◆ **Task data**
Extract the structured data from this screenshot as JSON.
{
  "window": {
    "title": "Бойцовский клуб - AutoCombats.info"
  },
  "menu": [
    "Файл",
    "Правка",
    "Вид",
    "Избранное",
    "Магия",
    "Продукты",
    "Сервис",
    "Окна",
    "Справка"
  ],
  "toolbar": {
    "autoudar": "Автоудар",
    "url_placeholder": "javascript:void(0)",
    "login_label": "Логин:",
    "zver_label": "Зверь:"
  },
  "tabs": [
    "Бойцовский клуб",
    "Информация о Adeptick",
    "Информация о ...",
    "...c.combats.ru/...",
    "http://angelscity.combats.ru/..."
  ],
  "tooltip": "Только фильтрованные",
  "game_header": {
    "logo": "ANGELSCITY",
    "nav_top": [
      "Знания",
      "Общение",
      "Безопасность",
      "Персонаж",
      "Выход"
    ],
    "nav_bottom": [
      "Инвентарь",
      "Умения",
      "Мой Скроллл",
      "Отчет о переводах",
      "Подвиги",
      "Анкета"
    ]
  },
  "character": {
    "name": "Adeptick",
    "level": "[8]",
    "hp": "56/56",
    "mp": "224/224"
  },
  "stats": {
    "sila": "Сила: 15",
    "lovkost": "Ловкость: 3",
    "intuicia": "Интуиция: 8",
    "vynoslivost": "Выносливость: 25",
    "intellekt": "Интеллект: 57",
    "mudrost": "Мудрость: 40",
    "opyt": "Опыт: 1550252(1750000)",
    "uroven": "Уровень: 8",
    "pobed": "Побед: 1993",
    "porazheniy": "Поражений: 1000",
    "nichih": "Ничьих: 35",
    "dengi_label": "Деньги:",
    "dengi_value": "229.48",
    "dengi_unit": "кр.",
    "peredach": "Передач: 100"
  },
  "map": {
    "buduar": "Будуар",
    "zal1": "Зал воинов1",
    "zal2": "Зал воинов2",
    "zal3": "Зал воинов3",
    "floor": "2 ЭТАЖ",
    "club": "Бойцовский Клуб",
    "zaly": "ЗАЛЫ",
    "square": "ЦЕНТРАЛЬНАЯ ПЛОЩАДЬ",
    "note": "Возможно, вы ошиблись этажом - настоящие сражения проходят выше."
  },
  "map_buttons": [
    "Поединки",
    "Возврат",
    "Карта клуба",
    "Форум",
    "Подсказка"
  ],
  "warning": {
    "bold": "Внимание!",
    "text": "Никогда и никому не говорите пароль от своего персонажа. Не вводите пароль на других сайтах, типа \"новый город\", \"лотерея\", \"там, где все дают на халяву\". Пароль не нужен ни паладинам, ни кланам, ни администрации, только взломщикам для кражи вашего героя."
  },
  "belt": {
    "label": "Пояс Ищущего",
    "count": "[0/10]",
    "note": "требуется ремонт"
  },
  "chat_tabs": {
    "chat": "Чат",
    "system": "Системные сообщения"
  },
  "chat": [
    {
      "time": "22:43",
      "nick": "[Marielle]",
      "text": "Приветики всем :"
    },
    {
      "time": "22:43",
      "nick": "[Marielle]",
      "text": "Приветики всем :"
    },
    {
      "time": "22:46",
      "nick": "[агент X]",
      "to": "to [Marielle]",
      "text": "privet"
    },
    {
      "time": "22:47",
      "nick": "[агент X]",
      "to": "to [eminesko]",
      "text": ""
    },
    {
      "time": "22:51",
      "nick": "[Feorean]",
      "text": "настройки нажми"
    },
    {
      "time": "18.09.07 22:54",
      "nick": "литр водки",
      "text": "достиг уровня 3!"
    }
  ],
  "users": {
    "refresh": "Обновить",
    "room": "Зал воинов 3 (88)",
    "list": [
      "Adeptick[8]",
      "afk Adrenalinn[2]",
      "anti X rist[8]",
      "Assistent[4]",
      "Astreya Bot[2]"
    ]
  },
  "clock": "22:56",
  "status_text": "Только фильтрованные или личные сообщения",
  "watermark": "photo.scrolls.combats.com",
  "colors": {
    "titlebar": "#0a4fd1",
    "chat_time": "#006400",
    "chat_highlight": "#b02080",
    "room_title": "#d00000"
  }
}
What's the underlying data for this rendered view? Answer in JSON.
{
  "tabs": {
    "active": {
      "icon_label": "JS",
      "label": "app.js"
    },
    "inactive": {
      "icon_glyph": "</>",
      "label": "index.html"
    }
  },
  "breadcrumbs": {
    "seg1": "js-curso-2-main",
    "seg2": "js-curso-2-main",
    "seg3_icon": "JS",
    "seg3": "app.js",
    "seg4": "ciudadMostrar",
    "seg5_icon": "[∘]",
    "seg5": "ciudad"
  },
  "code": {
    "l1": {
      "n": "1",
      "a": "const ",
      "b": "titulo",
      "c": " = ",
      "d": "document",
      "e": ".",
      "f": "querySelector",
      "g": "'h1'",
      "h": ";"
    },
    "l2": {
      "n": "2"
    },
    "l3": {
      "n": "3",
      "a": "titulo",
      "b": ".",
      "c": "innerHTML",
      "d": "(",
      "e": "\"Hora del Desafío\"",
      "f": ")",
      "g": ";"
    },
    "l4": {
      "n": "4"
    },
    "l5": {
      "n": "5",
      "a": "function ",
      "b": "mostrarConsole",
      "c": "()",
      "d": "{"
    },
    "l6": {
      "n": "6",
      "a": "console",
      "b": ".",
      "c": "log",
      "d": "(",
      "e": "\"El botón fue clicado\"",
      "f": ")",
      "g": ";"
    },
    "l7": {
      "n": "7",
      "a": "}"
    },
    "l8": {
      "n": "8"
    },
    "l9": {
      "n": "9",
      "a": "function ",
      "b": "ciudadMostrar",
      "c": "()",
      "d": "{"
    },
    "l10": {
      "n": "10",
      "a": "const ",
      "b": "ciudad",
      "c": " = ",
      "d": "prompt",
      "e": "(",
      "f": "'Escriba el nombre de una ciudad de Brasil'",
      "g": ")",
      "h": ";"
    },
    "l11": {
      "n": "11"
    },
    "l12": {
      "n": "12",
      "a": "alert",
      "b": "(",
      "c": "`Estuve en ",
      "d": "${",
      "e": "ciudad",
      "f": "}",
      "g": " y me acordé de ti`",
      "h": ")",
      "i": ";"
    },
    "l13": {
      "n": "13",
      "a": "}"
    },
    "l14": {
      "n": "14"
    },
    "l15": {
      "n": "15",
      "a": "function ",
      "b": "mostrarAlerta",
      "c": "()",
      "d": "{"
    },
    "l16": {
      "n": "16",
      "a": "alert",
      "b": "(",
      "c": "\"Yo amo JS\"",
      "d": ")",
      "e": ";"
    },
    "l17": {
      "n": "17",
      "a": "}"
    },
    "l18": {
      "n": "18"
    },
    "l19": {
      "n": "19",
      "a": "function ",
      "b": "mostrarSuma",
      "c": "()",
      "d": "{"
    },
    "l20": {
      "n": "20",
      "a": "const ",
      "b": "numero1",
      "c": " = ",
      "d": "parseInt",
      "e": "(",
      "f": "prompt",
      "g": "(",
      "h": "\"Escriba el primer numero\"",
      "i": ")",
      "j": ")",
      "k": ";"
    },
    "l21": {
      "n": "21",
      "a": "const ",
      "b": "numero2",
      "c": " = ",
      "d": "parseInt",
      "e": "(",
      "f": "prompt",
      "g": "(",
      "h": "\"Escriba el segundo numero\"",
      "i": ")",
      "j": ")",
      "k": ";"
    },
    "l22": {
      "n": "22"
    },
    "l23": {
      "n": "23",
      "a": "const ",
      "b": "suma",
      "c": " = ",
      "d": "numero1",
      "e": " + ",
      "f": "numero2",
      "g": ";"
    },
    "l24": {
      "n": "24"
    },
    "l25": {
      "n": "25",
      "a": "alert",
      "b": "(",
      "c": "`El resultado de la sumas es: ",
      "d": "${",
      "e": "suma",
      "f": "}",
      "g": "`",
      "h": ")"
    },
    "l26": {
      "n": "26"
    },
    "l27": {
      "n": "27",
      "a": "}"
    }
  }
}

◆ **Set exercise**
Pick out the lines containing the string "Adeptick" and show them.

◆ **Task response**
    "Информация о Adeptick",
    "name": "Adeptick",
      "Adeptick[8]",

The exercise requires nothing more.